** BEGIN **
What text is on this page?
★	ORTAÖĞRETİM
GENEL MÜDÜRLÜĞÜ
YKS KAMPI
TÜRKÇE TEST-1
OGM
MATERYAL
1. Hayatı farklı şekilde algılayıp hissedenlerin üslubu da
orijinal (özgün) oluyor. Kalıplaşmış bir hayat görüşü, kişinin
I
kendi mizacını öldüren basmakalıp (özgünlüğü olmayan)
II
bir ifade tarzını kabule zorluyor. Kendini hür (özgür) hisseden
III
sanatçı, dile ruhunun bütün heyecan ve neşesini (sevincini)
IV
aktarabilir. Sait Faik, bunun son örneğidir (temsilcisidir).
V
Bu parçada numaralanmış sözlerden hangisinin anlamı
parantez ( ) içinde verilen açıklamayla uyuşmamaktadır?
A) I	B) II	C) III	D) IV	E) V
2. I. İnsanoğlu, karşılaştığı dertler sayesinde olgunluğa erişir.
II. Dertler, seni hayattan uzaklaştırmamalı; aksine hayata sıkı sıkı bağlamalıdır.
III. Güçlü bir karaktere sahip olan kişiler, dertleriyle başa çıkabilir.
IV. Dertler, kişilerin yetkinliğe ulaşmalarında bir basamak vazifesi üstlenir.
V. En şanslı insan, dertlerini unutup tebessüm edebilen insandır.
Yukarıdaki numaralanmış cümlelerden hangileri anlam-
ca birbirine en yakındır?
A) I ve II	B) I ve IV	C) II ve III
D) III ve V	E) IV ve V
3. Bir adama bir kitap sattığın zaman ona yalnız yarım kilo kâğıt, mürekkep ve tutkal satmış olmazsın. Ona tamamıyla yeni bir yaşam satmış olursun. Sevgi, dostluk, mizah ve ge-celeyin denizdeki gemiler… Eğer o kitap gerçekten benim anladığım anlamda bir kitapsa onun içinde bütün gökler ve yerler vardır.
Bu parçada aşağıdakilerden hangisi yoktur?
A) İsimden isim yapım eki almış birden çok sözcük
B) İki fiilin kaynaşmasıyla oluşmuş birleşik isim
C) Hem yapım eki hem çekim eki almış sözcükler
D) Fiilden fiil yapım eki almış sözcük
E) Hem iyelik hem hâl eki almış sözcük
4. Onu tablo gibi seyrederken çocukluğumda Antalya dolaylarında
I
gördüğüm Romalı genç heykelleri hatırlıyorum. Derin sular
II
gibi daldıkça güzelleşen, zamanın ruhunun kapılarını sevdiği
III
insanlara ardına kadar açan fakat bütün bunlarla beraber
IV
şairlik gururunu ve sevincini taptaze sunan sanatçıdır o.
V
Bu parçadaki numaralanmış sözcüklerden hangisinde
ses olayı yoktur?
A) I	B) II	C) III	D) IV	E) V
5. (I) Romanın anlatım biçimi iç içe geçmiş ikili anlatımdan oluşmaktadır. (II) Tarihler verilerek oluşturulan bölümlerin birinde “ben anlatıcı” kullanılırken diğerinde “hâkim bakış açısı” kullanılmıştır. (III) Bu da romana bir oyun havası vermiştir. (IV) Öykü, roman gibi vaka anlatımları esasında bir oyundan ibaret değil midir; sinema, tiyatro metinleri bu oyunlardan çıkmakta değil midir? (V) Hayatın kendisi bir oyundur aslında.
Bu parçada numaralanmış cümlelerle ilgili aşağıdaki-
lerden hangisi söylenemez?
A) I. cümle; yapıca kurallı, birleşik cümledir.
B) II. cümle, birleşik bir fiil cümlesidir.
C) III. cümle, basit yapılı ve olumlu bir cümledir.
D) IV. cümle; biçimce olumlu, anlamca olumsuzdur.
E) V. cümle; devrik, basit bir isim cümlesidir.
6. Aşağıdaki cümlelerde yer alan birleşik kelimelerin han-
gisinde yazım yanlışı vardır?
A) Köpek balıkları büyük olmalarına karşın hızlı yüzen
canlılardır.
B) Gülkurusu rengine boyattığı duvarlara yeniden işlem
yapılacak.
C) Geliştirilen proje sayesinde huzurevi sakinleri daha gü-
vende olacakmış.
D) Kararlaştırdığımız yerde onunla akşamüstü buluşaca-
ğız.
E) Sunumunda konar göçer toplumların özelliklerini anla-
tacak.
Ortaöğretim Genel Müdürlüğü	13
** END **
** EXERCISE **
Reproduce the listing in full. Keep it exactly as written.

** SOLUTION FOR THIS PROBLEM **
What text is on this page?
★	ORTAÖĞRETİM
GENEL MÜDÜRLÜĞÜ
YKS KAMPI
TÜRKÇE TEST-1
OGM
MATERYAL
1. Hayatı farklı şekilde algılayıp hissedenlerin üslubu da
orijinal (özgün) oluyor. Kalıplaşmış bir hayat görüşü, kişinin
I
kendi mizacını öldüren basmakalıp (özgünlüğü olmayan)
II
bir ifade tarzını kabule zorluyor. Kendini hür (özgür) hisseden
III
sanatçı, dile ruhunun bütün heyecan ve neşesini (sevincini)
IV
aktarabilir. Sait Faik, bunun son örneğidir (temsilcisidir).
V
Bu parçada numaralanmış sözlerden hangisinin anlamı
parantez ( ) içinde verilen açıklamayla uyuşmamaktadır?
A) I	B) II	C) III	D) IV	E) V
2. I. İnsanoğlu, karşılaştığı dertler sayesinde olgunluğa erişir.
II. Dertler, seni hayattan uzaklaştırmamalı; aksine hayata sıkı sıkı bağlamalıdır.
III. Güçlü bir karaktere sahip olan kişiler, dertleriyle başa çıkabilir.
IV. Dertler, kişilerin yetkinliğe ulaşmalarında bir basamak vazifesi üstlenir.
V. En şanslı insan, dertlerini unutup tebessüm edebilen insandır.
Yukarıdaki numaralanmış cümlelerden hangileri anlam-
ca birbirine en yakındır?
A) I ve II	B) I ve IV	C) II ve III
D) III ve V	E) IV ve V
3. Bir adama bir kitap sattığın zaman ona yalnız yarım kilo kâğıt, mürekkep ve tutkal satmış olmazsın. Ona tamamıyla yeni bir yaşam satmış olursun. Sevgi, dostluk, mizah ve ge-celeyin denizdeki gemiler… Eğer o kitap gerçekten benim anladığım anlamda bir kitapsa onun içinde bütün gökler ve yerler vardır.
Bu parçada aşağıdakilerden hangisi yoktur?
A) İsimden isim yapım eki almış birden çok sözcük
B) İki fiilin kaynaşmasıyla oluşmuş birleşik isim
C) Hem yapım eki hem çekim eki almış sözcükler
D) Fiilden fiil yapım eki almış sözcük
E) Hem iyelik hem hâl eki almış sözcük
4. Onu tablo gibi seyrederken çocukluğumda Antalya dolaylarında
I
gördüğüm Romalı genç heykelleri hatırlıyorum. Derin sular
II
gibi daldıkça güzelleşen, zamanın ruhunun kapılarını sevdiği
III
insanlara ardına kadar açan fakat bütün bunlarla beraber
IV
şairlik gururunu ve sevincini taptaze sunan sanatçıdır o.
V
Bu parçadaki numaralanmış sözcüklerden hangisinde
ses olayı yoktur?
A) I	B) II	C) III	D) IV	E) V
5. (I) Romanın anlatım biçimi iç içe geçmiş ikili anlatımdan oluşmaktadır. (II) Tarihler verilerek oluşturulan bölümlerin birinde “ben anlatıcı” kullanılırken diğerinde “hâkim bakış açısı” kullanılmıştır. (III) Bu da romana bir oyun havası vermiştir. (IV) Öykü, roman gibi vaka anlatımları esasında bir oyundan ibaret değil midir; sinema, tiyatro metinleri bu oyunlardan çıkmakta değil midir? (V) Hayatın kendisi bir oyundur aslında.
Bu parçada numaralanmış cümlelerle ilgili aşağıdaki-
lerden hangisi söylenemez?
A) I. cümle; yapıca kurallı, birleşik cümledir.
B) II. cümle, birleşik bir fiil cümlesidir.
C) III. cümle, basit yapılı ve olumlu bir cümledir.
D) IV. cümle; biçimce olumlu, anlamca olumsuzdur.
E) V. cümle; devrik, basit bir isim cümlesidir.
6. Aşağıdaki cümlelerde yer alan birleşik kelimelerin han-
gisinde yazım yanlışı vardır?
A) Köpek balıkları büyük olmalarına karşın hızlı yüzen
canlılardır.
B) Gülkurusu rengine boyattığı duvarlara yeniden işlem
yapılacak.
C) Geliştirilen proje sayesinde huzurevi sakinleri daha gü-
vende olacakmış.
D) Kararlaştırdığımız yerde onunla akşamüstü buluşaca-
ğız.
E) Sunumunda konar göçer toplumların özelliklerini anla-
tacak.
Ortaöğretim Genel Müdürlüğü	13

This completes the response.